Given problem: Using the listing below, copy every line that mentions "this".

Data entries for graphics:
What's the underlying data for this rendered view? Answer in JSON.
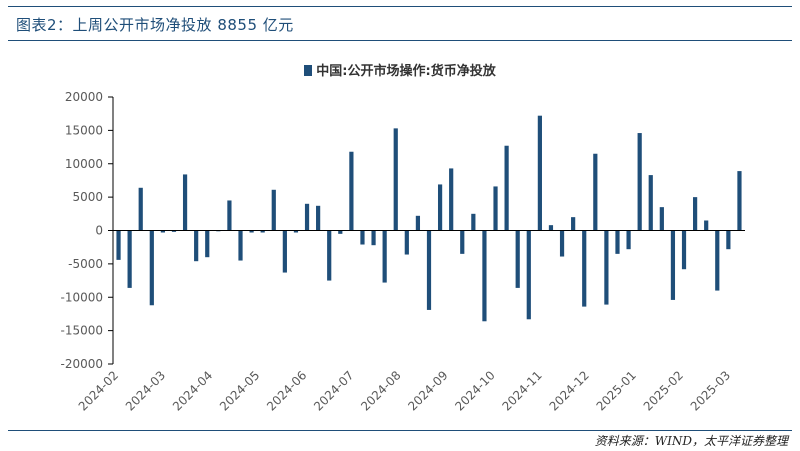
{
  "figure": {
    "title": "图表2：上周公开市场净投放 8855 亿元",
    "source": "资料来源：WIND，太平洋证券整理"
  },
  "colors": {
    "bar": "#1f4e79",
    "axis": "#000000",
    "text": "#595959",
    "rule": "#1f4e79"
  },
  "chart_data": {
    "type": "bar",
    "title": "",
    "xlabel": "",
    "ylabel": "",
    "ylim": [
      -20000,
      20000
    ],
    "yticks": [
      20000,
      15000,
      10000,
      5000,
      0,
      -5000,
      -10000,
      -15000,
      -20000
    ],
    "grid": false,
    "legend_position": "top-center",
    "x_tick_labels": [
      "2024-02",
      "2024-03",
      "2024-04",
      "2024-05",
      "2024-06",
      "2024-07",
      "2024-08",
      "2024-09",
      "2024-10",
      "2024-11",
      "2024-12",
      "2025-01",
      "2025-02",
      "2025-03"
    ],
    "series": [
      {
        "name": "中国:公开市场操作:货币净投放",
        "values": [
          -4400,
          -8600,
          6400,
          -11200,
          -300,
          -200,
          8400,
          -4600,
          -4000,
          -100,
          4500,
          -4500,
          -300,
          -300,
          6100,
          -6300,
          -300,
          4000,
          3700,
          -7500,
          -500,
          11800,
          -2100,
          -2200,
          -7800,
          15300,
          -3600,
          2200,
          -11900,
          6900,
          9300,
          -3500,
          2500,
          -13600,
          6600,
          12700,
          -8600,
          -13300,
          17200,
          800,
          -3900,
          2000,
          -11400,
          11500,
          -11100,
          -3500,
          -2800,
          14600,
          8300,
          3500,
          -10400,
          -5800,
          5000,
          1500,
          -9000,
          -2800,
          8900
        ]
      }
    ]
  }
}
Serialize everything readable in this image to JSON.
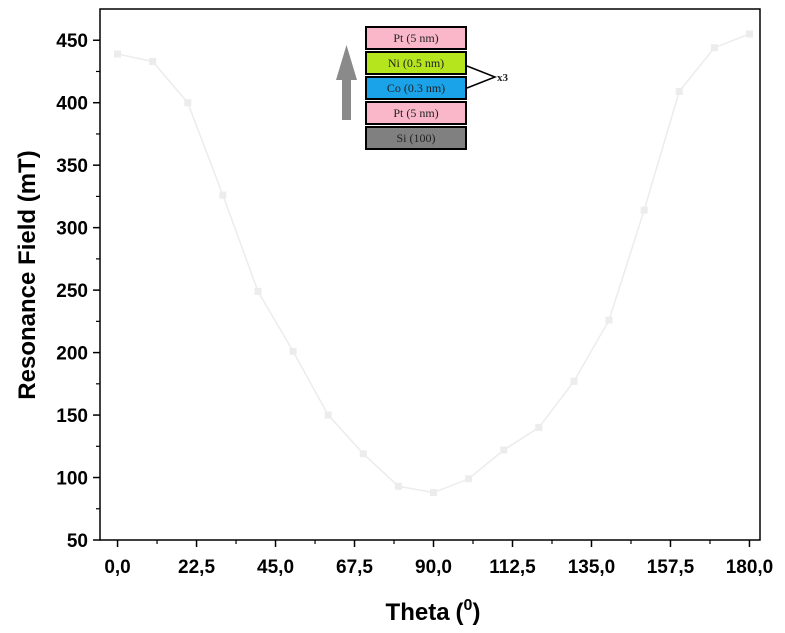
{
  "chart_data": {
    "type": "line",
    "title": "",
    "xlabel": "Theta",
    "xlabel_unit_open": "(",
    "xlabel_unit_sup": "0",
    "xlabel_unit_close": ")",
    "ylabel": "Resonance Field (mT)",
    "xlim": [
      -5,
      183
    ],
    "ylim": [
      50,
      475
    ],
    "xtick_values": [
      0,
      22.5,
      45,
      67.5,
      90,
      112.5,
      135,
      157.5,
      180
    ],
    "xtick_labels": [
      "0,0",
      "22,5",
      "45,0",
      "67,5",
      "90,0",
      "112,5",
      "135,0",
      "157,5",
      "180,0"
    ],
    "ytick_values": [
      50,
      100,
      150,
      200,
      250,
      300,
      350,
      400,
      450
    ],
    "ytick_labels": [
      "50",
      "100",
      "150",
      "200",
      "250",
      "300",
      "350",
      "400",
      "450"
    ],
    "series": [
      {
        "color": "#ececec",
        "x": [
          0,
          10,
          20,
          30,
          40,
          50,
          60,
          70,
          80,
          90,
          100,
          110,
          120,
          130,
          140,
          150,
          160,
          170,
          180
        ],
        "y": [
          439,
          433,
          400,
          326,
          249,
          201,
          150,
          119,
          93,
          88,
          99,
          122,
          140,
          177,
          226,
          314,
          409,
          444,
          455
        ]
      }
    ],
    "inset": {
      "layers": [
        {
          "label": "Pt (5 nm)",
          "color": "#f9b7c9"
        },
        {
          "label": "Ni (0.5 nm)",
          "color": "#b5e61d"
        },
        {
          "label": "Co (0.3 nm)",
          "color": "#1aa3e8"
        },
        {
          "label": "Pt (5 nm)",
          "color": "#f9b7c9"
        },
        {
          "label": "Si (100)",
          "color": "#808080"
        }
      ],
      "repeat_label": "x3",
      "arrow_color": "#8a8a8a"
    }
  }
}
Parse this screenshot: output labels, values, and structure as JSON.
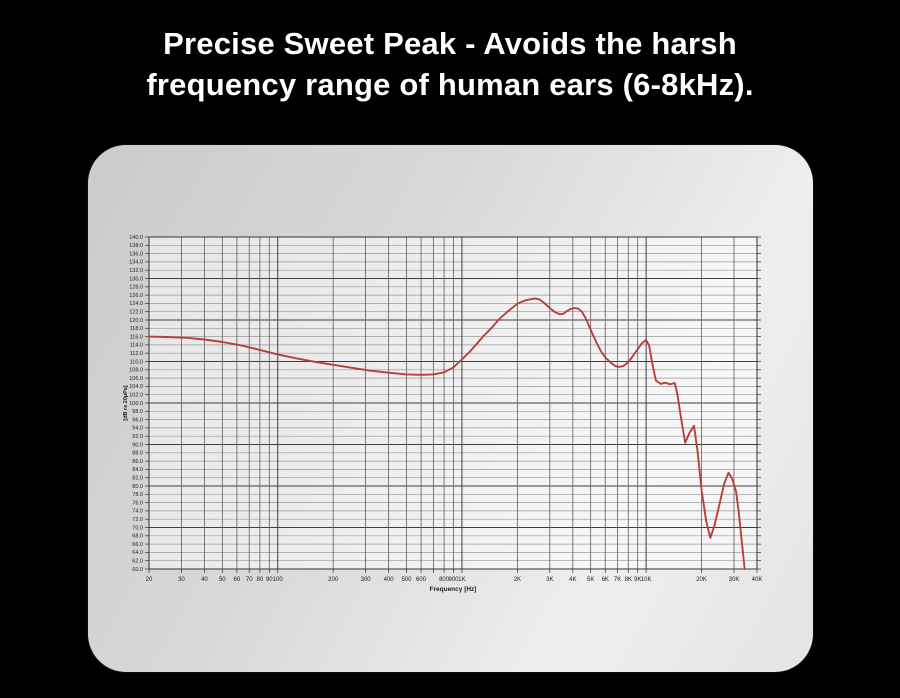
{
  "title": {
    "line1": "Precise Sweet Peak - Avoids the harsh",
    "line2": "frequency range of human ears (6-8kHz)."
  },
  "colors": {
    "background": "#000000",
    "title_text": "#ffffff",
    "panel_dark": "#cbcbcb",
    "panel_light": "#eeeeee",
    "plot_fill": "rgba(255,255,255,0.5)",
    "grid_minor": "#989898",
    "grid_major": "#3f3f3f",
    "grid_vertical": "#5e5e5e",
    "axis_border": "#333333",
    "tick_text": "#1c1c1c",
    "curve": "#b5413c"
  },
  "chart_data": {
    "type": "line",
    "title": "",
    "xlabel": "Frequency [Hz]",
    "ylabel": "[dB re 20µPa]",
    "x_scale": "log",
    "xlim": [
      20,
      40000
    ],
    "ylim": [
      60,
      140
    ],
    "y_minor_step": 2,
    "y_major_step": 10,
    "grid": true,
    "legend_position": "none",
    "y_tick_labels": [
      "140.0",
      "138.0",
      "136.0",
      "134.0",
      "132.0",
      "130.0",
      "128.0",
      "126.0",
      "124.0",
      "122.0",
      "120.0",
      "118.0",
      "116.0",
      "114.0",
      "112.0",
      "110.0",
      "108.0",
      "106.0",
      "104.0",
      "102.0",
      "100.0",
      "98.0",
      "96.0",
      "94.0",
      "92.0",
      "90.0",
      "88.0",
      "86.0",
      "84.0",
      "82.0",
      "80.0",
      "78.0",
      "76.0",
      "74.0",
      "72.0",
      "70.0",
      "68.0",
      "66.0",
      "64.0",
      "62.0",
      "60.0"
    ],
    "x_gridlines": [
      20,
      30,
      40,
      50,
      60,
      70,
      80,
      90,
      100,
      200,
      300,
      400,
      500,
      600,
      700,
      800,
      900,
      1000,
      2000,
      3000,
      4000,
      5000,
      6000,
      7000,
      8000,
      9000,
      10000,
      20000,
      30000,
      40000
    ],
    "x_decade_lines": [
      100,
      1000,
      10000
    ],
    "x_ticks": [
      {
        "f": 20,
        "label": "20"
      },
      {
        "f": 30,
        "label": "30"
      },
      {
        "f": 40,
        "label": "40"
      },
      {
        "f": 50,
        "label": "50"
      },
      {
        "f": 60,
        "label": "60"
      },
      {
        "f": 70,
        "label": "70"
      },
      {
        "f": 80,
        "label": "80"
      },
      {
        "f": 90,
        "label": "90"
      },
      {
        "f": 100,
        "label": "100"
      },
      {
        "f": 200,
        "label": "200"
      },
      {
        "f": 300,
        "label": "300"
      },
      {
        "f": 400,
        "label": "400"
      },
      {
        "f": 500,
        "label": "500"
      },
      {
        "f": 600,
        "label": "600"
      },
      {
        "f": 800,
        "label": "800"
      },
      {
        "f": 900,
        "label": "900"
      },
      {
        "f": 1000,
        "label": "1K"
      },
      {
        "f": 2000,
        "label": "2K"
      },
      {
        "f": 3000,
        "label": "3K"
      },
      {
        "f": 4000,
        "label": "4K"
      },
      {
        "f": 5000,
        "label": "5K"
      },
      {
        "f": 6000,
        "label": "6K"
      },
      {
        "f": 7000,
        "label": "7K"
      },
      {
        "f": 8000,
        "label": "8K"
      },
      {
        "f": 9000,
        "label": "9K"
      },
      {
        "f": 10000,
        "label": "10K"
      },
      {
        "f": 20000,
        "label": "20K"
      },
      {
        "f": 30000,
        "label": "30K"
      },
      {
        "f": 40000,
        "label": "40K"
      }
    ],
    "series": [
      {
        "name": "frequency-response",
        "color": "#b5413c",
        "points": [
          [
            20,
            116.0
          ],
          [
            25,
            115.9
          ],
          [
            32,
            115.7
          ],
          [
            40,
            115.3
          ],
          [
            50,
            114.7
          ],
          [
            63,
            113.9
          ],
          [
            80,
            112.8
          ],
          [
            100,
            111.7
          ],
          [
            125,
            110.8
          ],
          [
            160,
            109.9
          ],
          [
            200,
            109.2
          ],
          [
            250,
            108.5
          ],
          [
            315,
            107.8
          ],
          [
            400,
            107.3
          ],
          [
            500,
            106.9
          ],
          [
            600,
            106.8
          ],
          [
            700,
            106.9
          ],
          [
            800,
            107.4
          ],
          [
            900,
            108.6
          ],
          [
            1000,
            110.5
          ],
          [
            1100,
            112.3
          ],
          [
            1200,
            114.2
          ],
          [
            1300,
            116.0
          ],
          [
            1450,
            118.1
          ],
          [
            1600,
            120.3
          ],
          [
            1800,
            122.3
          ],
          [
            2000,
            123.9
          ],
          [
            2200,
            124.7
          ],
          [
            2350,
            125.0
          ],
          [
            2500,
            125.2
          ],
          [
            2650,
            124.9
          ],
          [
            2800,
            124.1
          ],
          [
            3000,
            122.9
          ],
          [
            3200,
            121.9
          ],
          [
            3400,
            121.4
          ],
          [
            3550,
            121.5
          ],
          [
            3700,
            122.1
          ],
          [
            3900,
            122.7
          ],
          [
            4100,
            122.9
          ],
          [
            4300,
            122.7
          ],
          [
            4500,
            121.9
          ],
          [
            4700,
            120.4
          ],
          [
            4900,
            118.6
          ],
          [
            5100,
            116.8
          ],
          [
            5400,
            114.4
          ],
          [
            5700,
            112.4
          ],
          [
            6000,
            111.0
          ],
          [
            6400,
            109.8
          ],
          [
            6800,
            108.9
          ],
          [
            7100,
            108.7
          ],
          [
            7500,
            108.9
          ],
          [
            8000,
            109.8
          ],
          [
            8500,
            111.4
          ],
          [
            9000,
            113.0
          ],
          [
            9500,
            114.4
          ],
          [
            10000,
            115.2
          ],
          [
            10400,
            113.8
          ],
          [
            10800,
            109.5
          ],
          [
            11300,
            105.4
          ],
          [
            12000,
            104.6
          ],
          [
            12700,
            104.9
          ],
          [
            13500,
            104.5
          ],
          [
            14300,
            104.8
          ],
          [
            14800,
            102.0
          ],
          [
            15400,
            97.0
          ],
          [
            16300,
            90.4
          ],
          [
            17200,
            92.8
          ],
          [
            18200,
            94.5
          ],
          [
            19000,
            88.5
          ],
          [
            20000,
            79.0
          ],
          [
            21200,
            71.5
          ],
          [
            22300,
            67.5
          ],
          [
            23500,
            70.5
          ],
          [
            25000,
            75.5
          ],
          [
            26500,
            80.5
          ],
          [
            28000,
            83.2
          ],
          [
            29300,
            81.8
          ],
          [
            30800,
            78.6
          ],
          [
            31800,
            74.0
          ],
          [
            33000,
            67.0
          ],
          [
            34300,
            60.0
          ]
        ]
      }
    ]
  }
}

Response to the exercise:
What's the underlying data for this rendered view? Answer in JSON.
Serialize everything readable in this image to JSON.
Parse this screenshot: output labels, values, and structure as JSON.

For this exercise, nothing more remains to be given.